(begin)

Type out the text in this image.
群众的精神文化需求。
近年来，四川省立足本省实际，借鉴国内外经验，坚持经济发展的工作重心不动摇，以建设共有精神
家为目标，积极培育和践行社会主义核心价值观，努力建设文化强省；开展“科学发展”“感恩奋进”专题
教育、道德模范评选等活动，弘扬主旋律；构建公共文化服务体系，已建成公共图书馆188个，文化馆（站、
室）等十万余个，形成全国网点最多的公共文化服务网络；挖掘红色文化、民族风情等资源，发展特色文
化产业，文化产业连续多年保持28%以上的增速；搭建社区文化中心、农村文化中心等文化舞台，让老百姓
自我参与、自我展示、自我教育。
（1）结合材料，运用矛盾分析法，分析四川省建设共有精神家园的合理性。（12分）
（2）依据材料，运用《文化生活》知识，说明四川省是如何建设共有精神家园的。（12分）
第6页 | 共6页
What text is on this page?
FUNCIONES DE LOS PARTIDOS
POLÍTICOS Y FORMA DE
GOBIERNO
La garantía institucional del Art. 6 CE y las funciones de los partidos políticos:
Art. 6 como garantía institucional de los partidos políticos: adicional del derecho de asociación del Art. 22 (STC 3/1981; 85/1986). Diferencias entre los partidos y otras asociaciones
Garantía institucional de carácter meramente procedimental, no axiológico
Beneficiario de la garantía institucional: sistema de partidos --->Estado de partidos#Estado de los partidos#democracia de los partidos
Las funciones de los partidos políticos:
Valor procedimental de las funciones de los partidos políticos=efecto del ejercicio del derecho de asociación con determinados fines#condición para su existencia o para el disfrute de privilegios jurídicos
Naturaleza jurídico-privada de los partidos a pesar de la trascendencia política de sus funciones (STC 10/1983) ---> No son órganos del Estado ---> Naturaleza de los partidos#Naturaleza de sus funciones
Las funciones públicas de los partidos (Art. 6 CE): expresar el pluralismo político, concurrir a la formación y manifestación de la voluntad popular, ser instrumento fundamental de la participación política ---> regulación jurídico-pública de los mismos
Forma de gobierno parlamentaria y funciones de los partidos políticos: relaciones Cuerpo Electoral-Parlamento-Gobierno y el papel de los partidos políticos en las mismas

(end)

__TASK DETAILS__.
Some lines of the records may hold the word "procedimental". How many do? Answer with a number and nothing else.

__RESULT OF THE EXERCISE__.
2